SHORT TASK:
Copy, from the entries below, each line in which the string "feminine" appears.

DATASET ENTRIES:

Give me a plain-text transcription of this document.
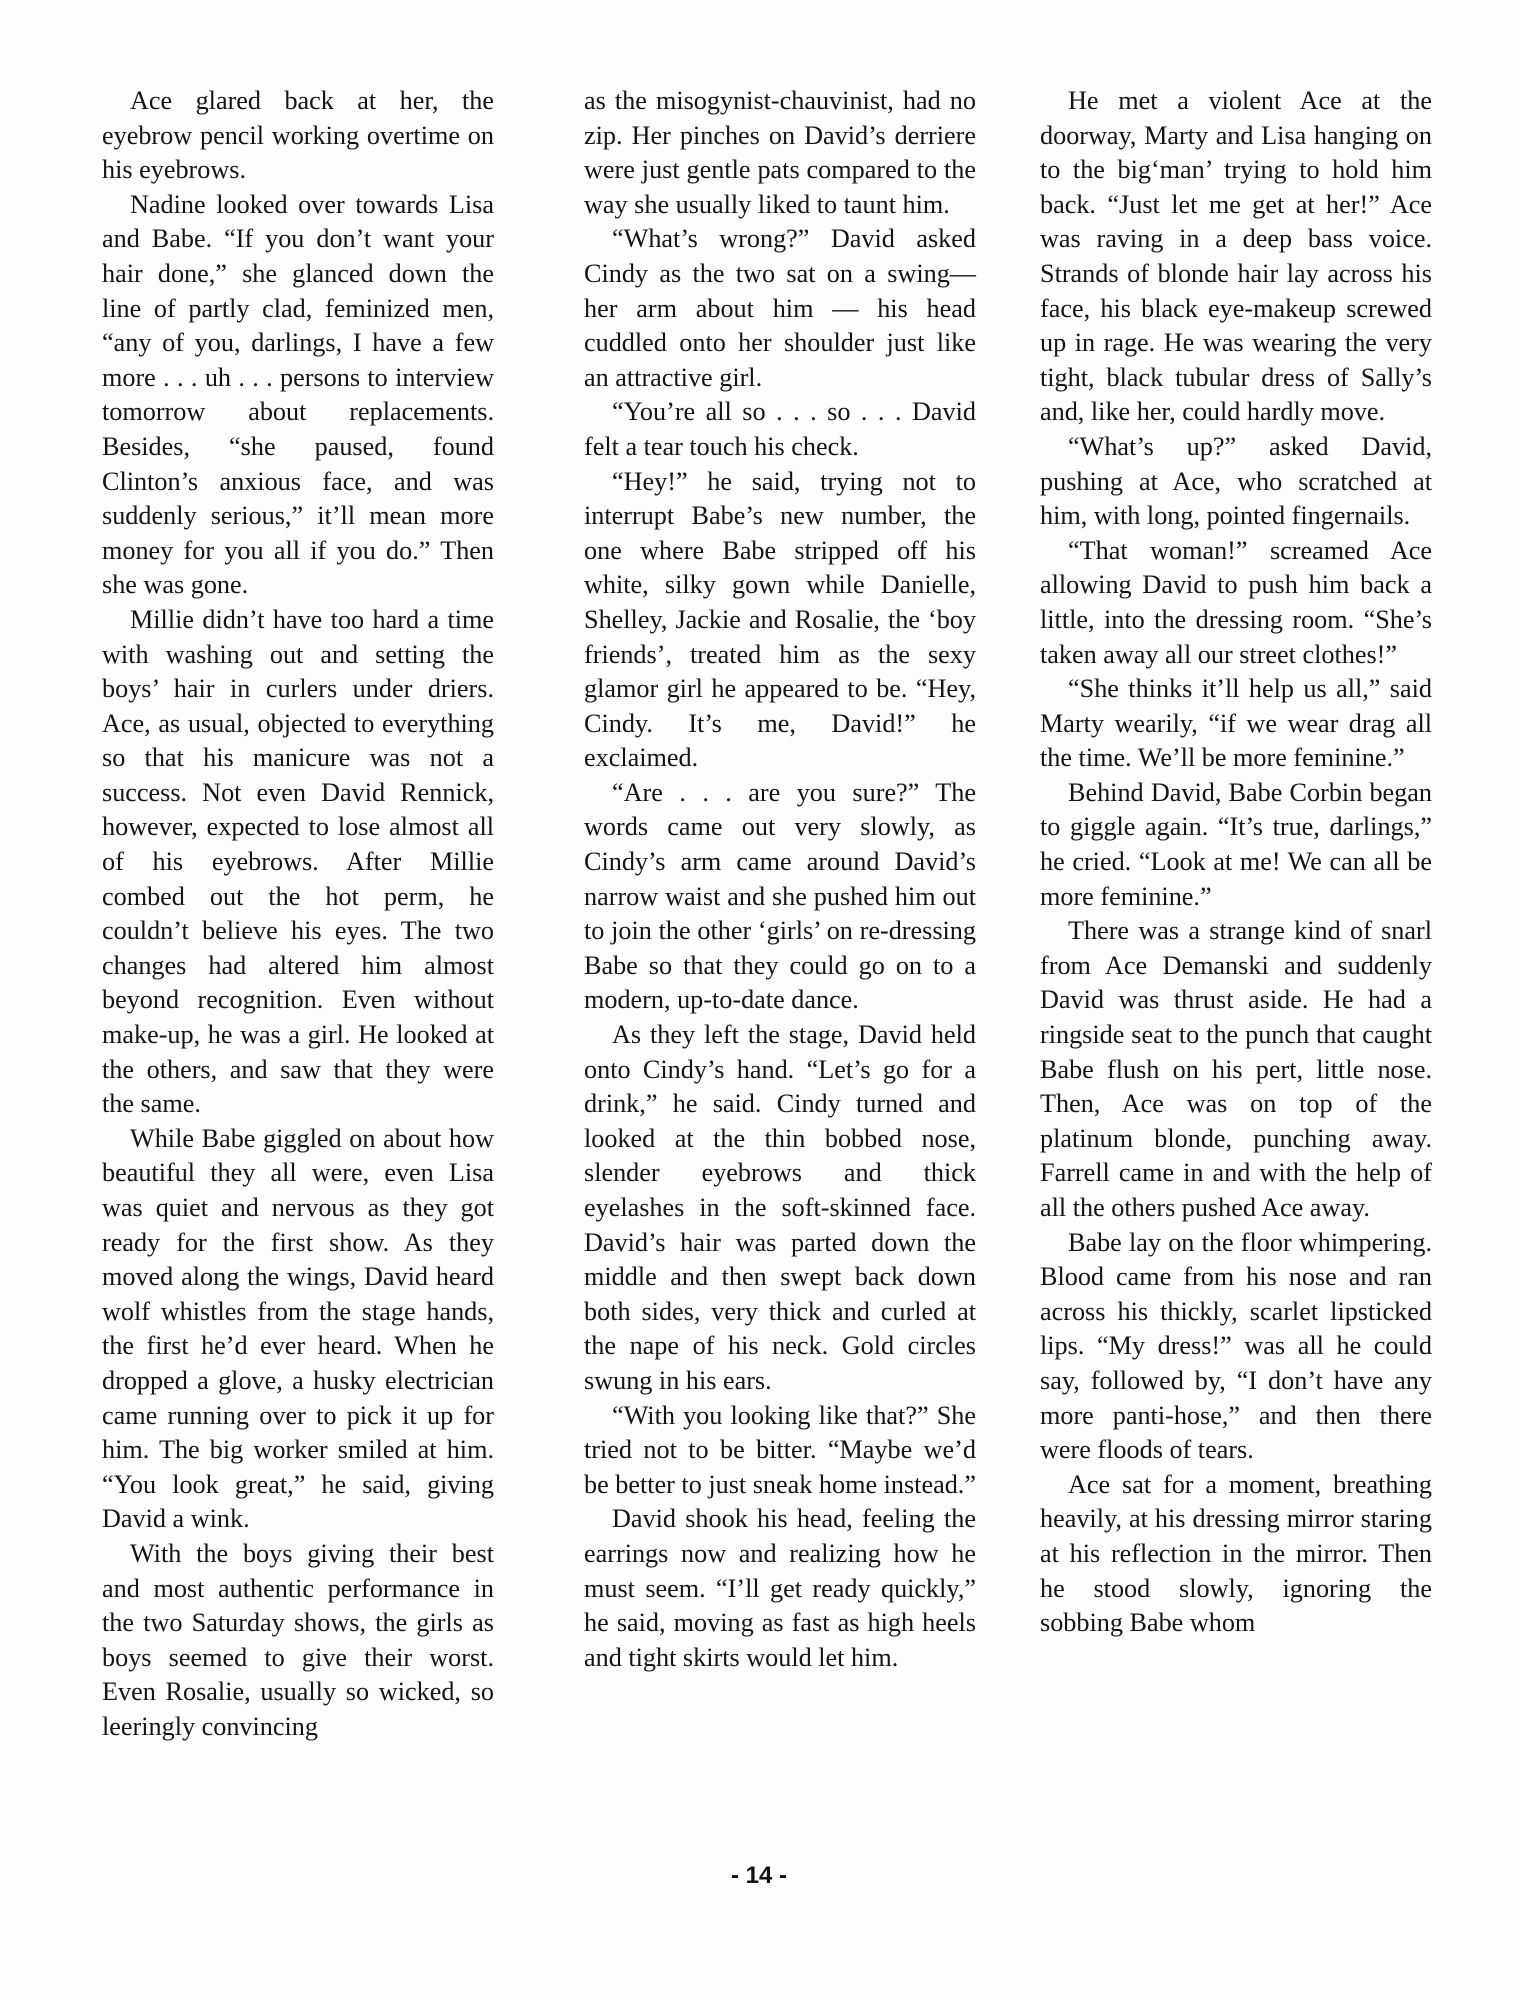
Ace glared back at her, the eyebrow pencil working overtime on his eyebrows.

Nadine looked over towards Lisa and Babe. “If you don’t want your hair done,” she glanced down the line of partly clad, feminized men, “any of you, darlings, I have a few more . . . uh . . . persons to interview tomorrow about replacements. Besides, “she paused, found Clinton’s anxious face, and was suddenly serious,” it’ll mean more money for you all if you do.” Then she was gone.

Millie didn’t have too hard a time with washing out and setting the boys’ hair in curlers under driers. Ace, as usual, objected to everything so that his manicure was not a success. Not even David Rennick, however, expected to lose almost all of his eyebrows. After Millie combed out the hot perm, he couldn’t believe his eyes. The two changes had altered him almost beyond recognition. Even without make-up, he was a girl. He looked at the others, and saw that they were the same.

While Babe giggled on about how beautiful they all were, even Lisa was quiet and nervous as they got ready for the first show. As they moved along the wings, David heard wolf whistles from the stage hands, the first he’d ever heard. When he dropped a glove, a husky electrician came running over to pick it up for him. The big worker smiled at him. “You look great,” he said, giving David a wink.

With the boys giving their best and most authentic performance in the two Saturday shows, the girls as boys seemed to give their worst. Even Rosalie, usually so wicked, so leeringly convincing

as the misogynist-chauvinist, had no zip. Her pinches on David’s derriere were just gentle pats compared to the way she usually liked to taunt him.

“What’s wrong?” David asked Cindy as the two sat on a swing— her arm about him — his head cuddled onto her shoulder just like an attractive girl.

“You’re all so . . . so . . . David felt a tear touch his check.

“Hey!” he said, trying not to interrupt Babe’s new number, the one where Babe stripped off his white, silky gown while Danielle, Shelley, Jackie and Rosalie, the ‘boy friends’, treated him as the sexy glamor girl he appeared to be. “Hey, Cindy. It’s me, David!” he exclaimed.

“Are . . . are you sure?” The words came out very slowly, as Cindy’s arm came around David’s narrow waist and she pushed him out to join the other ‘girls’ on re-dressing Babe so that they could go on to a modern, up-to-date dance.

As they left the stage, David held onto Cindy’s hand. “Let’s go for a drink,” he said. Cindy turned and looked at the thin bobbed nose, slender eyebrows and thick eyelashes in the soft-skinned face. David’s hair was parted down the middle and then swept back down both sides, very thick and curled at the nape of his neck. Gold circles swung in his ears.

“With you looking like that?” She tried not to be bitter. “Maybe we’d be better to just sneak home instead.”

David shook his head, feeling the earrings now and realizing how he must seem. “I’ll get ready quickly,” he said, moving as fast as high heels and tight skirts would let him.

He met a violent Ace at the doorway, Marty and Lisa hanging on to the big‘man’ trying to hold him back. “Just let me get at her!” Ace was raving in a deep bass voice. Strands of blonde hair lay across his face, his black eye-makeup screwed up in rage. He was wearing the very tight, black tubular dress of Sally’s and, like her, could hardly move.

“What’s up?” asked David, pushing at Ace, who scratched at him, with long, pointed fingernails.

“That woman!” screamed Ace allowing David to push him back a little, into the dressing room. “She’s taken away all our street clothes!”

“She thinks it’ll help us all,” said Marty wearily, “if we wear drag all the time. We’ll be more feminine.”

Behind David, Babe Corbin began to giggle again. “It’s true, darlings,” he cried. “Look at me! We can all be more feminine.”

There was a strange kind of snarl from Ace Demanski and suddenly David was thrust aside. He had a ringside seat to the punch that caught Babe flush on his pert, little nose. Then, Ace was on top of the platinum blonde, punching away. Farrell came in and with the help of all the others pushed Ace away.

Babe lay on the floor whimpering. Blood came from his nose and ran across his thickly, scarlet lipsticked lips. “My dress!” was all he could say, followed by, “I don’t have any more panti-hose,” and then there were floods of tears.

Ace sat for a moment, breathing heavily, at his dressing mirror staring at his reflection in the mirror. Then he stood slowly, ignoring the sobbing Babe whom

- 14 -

...

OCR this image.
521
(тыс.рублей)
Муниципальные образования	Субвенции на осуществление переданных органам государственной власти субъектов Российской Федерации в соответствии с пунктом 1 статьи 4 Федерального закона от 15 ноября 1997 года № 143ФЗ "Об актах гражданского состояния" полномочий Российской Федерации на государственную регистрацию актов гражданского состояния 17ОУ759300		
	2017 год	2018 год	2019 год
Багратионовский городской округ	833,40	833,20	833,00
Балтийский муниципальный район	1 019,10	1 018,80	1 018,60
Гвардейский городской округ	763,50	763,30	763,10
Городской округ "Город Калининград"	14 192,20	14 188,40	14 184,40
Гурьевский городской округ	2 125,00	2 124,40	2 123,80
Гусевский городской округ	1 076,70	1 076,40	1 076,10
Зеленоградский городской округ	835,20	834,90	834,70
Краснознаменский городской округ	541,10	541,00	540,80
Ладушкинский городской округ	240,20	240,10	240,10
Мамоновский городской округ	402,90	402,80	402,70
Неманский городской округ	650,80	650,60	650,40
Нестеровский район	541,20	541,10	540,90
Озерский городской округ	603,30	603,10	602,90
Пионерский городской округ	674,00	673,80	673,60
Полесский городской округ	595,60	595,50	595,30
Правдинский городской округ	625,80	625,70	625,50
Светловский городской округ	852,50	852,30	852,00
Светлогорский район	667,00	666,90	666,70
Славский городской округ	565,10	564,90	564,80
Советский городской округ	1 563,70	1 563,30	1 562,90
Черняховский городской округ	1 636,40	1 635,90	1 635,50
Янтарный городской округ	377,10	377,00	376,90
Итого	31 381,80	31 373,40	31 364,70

COMPLETE RESPONSE:
“She thinks it’ll help us all,” said Marty wearily, “if we wear drag all the time. We’ll be more feminine.”
Behind David, Babe Corbin began to giggle again. “It’s true, darlings,” he cried. “Look at me! We can all be more feminine.”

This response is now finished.